--- start Task data ---

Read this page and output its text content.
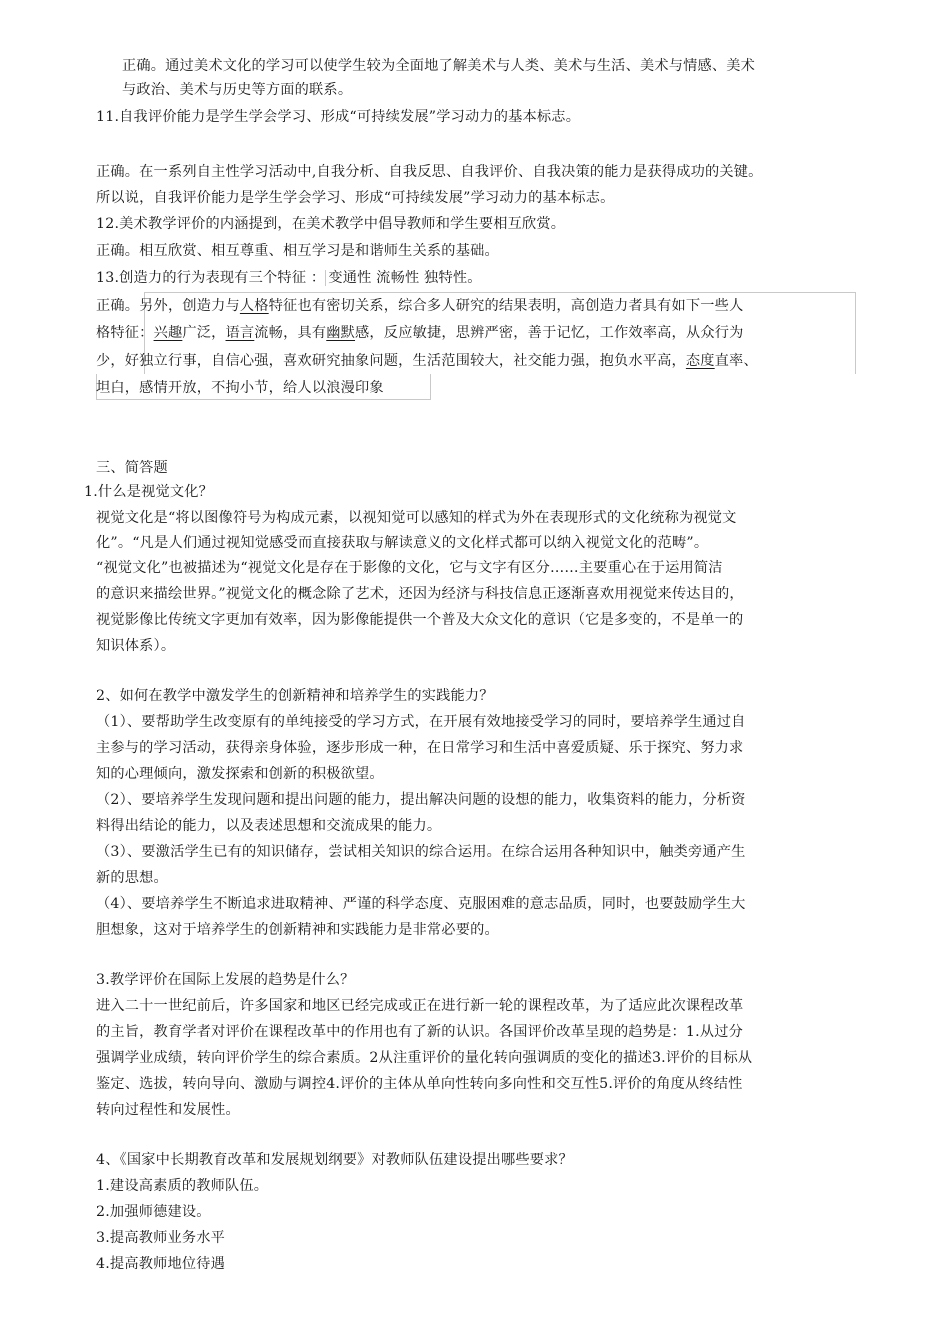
正确。通过美术文化的学习可以使学生较为全面地了解美术与人类、美术与生活、美术与情感、美术
与政治、美术与历史等方面的联系。
11.自我评价能力是学生学会学习、形成“可持续发展”学习动力的基本标志。
正确。在一系列自主性学习活动中,自我分析、自我反思、自我评价、自我决策的能力是获得成功的关键。
所以说，自我评价能力是学生学会学习、形成“可持续发展”学习动力的基本标志。
12.美术教学评价的内涵提到，在美术教学中倡导教师和学生要相互欣赏。
正确。相互欣赏、相互尊重、相互学习是和谐师生关系的基础。
13.创造力的行为表现有三个特征 ： 变通性 流畅性 独特性。
正确。另外，创造力与人格特征也有密切关系，综合多人研究的结果表明，高创造力者具有如下一些人
格特征：兴趣广泛，语言流畅，具有幽默感，反应敏捷，思辨严密，善于记忆，工作效率高，从众行为
少，好独立行事，自信心强，喜欢研究抽象问题，生活范围较大，社交能力强，抱负水平高，态度直率、
坦白，感情开放，不拘小节，给人以浪漫印象
三、简答题
1.什么是视觉文化？
视觉文化是“将以图像符号为构成元素，以视知觉可以感知的样式为外在表现形式的文化统称为视觉文
化”。“凡是人们通过视知觉感受而直接获取与解读意义的文化样式都可以纳入视觉文化的范畴”。
“视觉文化”也被描述为“视觉文化是存在于影像的文化，它与文字有区分……主要重心在于运用简洁
的意识来描绘世界。”视觉文化的概念除了艺术，还因为经济与科技信息正逐渐喜欢用视觉来传达目的，
视觉影像比传统文字更加有效率，因为影像能提供一个普及大众文化的意识（它是多变的，不是单一的
知识体系）。
2、如何在教学中激发学生的创新精神和培养学生的实践能力？
（1）、要帮助学生改变原有的单纯接受的学习方式，在开展有效地接受学习的同时，要培养学生通过自
主参与的学习活动，获得亲身体验，逐步形成一种，在日常学习和生活中喜爱质疑、乐于探究、努力求
知的心理倾向，激发探索和创新的积极欲望。
（2）、要培养学生发现问题和提出问题的能力，提出解决问题的设想的能力，收集资料的能力，分析资
料得出结论的能力，以及表述思想和交流成果的能力。
（3）、要激活学生已有的知识储存，尝试相关知识的综合运用。在综合运用各种知识中，触类旁通产生
新的思想。
（4）、要培养学生不断追求进取精神、严谨的科学态度、克服困难的意志品质，同时，也要鼓励学生大
胆想象，这对于培养学生的创新精神和实践能力是非常必要的。
3.教学评价在国际上发展的趋势是什么？
进入二十一世纪前后，许多国家和地区已经完成或正在进行新一轮的课程改革，为了适应此次课程改革
的主旨，教育学者对评价在课程改革中的作用也有了新的认识。各国评价改革呈现的趋势是：1.从过分
强调学业成绩，转向评价学生的综合素质。2从注重评价的量化转向强调质的变化的描述3.评价的目标从
鉴定、选拔，转向导向、激励与调控4.评价的主体从单向性转向多向性和交互性5.评价的角度从终结性
转向过程性和发展性。
4、《国家中长期教育改革和发展规划纲要》对教师队伍建设提出哪些要求？
1.建设高素质的教师队伍。
2.加强师德建设。
3.提高教师业务水平
4.提高教师地位待遇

--- end Task data ---

### Requirements:
Print the listing above in full, exactly as written. Omit any pictures.

### Task output:
Read this page and output its text content.
正确。通过美术文化的学习可以使学生较为全面地了解美术与人类、美术与生活、美术与情感、美术
与政治、美术与历史等方面的联系。
11.自我评价能力是学生学会学习、形成“可持续发展”学习动力的基本标志。
正确。在一系列自主性学习活动中,自我分析、自我反思、自我评价、自我决策的能力是获得成功的关键。
所以说，自我评价能力是学生学会学习、形成“可持续发展”学习动力的基本标志。
12.美术教学评价的内涵提到，在美术教学中倡导教师和学生要相互欣赏。
正确。相互欣赏、相互尊重、相互学习是和谐师生关系的基础。
13.创造力的行为表现有三个特征 ： 变通性 流畅性 独特性。
正确。另外，创造力与人格特征也有密切关系，综合多人研究的结果表明，高创造力者具有如下一些人
格特征：兴趣广泛，语言流畅，具有幽默感，反应敏捷，思辨严密，善于记忆，工作效率高，从众行为
少，好独立行事，自信心强，喜欢研究抽象问题，生活范围较大，社交能力强，抱负水平高，态度直率、
坦白，感情开放，不拘小节，给人以浪漫印象
三、简答题
1.什么是视觉文化？
视觉文化是“将以图像符号为构成元素，以视知觉可以感知的样式为外在表现形式的文化统称为视觉文
化”。“凡是人们通过视知觉感受而直接获取与解读意义的文化样式都可以纳入视觉文化的范畴”。
“视觉文化”也被描述为“视觉文化是存在于影像的文化，它与文字有区分……主要重心在于运用简洁
的意识来描绘世界。”视觉文化的概念除了艺术，还因为经济与科技信息正逐渐喜欢用视觉来传达目的，
视觉影像比传统文字更加有效率，因为影像能提供一个普及大众文化的意识（它是多变的，不是单一的
知识体系）。
2、如何在教学中激发学生的创新精神和培养学生的实践能力？
（1）、要帮助学生改变原有的单纯接受的学习方式，在开展有效地接受学习的同时，要培养学生通过自
主参与的学习活动，获得亲身体验，逐步形成一种，在日常学习和生活中喜爱质疑、乐于探究、努力求
知的心理倾向，激发探索和创新的积极欲望。
（2）、要培养学生发现问题和提出问题的能力，提出解决问题的设想的能力，收集资料的能力，分析资
料得出结论的能力，以及表述思想和交流成果的能力。
（3）、要激活学生已有的知识储存，尝试相关知识的综合运用。在综合运用各种知识中，触类旁通产生
新的思想。
（4）、要培养学生不断追求进取精神、严谨的科学态度、克服困难的意志品质，同时，也要鼓励学生大
胆想象，这对于培养学生的创新精神和实践能力是非常必要的。
3.教学评价在国际上发展的趋势是什么？
进入二十一世纪前后，许多国家和地区已经完成或正在进行新一轮的课程改革，为了适应此次课程改革
的主旨，教育学者对评价在课程改革中的作用也有了新的认识。各国评价改革呈现的趋势是：1.从过分
强调学业成绩，转向评价学生的综合素质。2从注重评价的量化转向强调质的变化的描述3.评价的目标从
鉴定、选拔，转向导向、激励与调控4.评价的主体从单向性转向多向性和交互性5.评价的角度从终结性
转向过程性和发展性。
4、《国家中长期教育改革和发展规划纲要》对教师队伍建设提出哪些要求？
1.建设高素质的教师队伍。
2.加强师德建设。
3.提高教师业务水平
4.提高教师地位待遇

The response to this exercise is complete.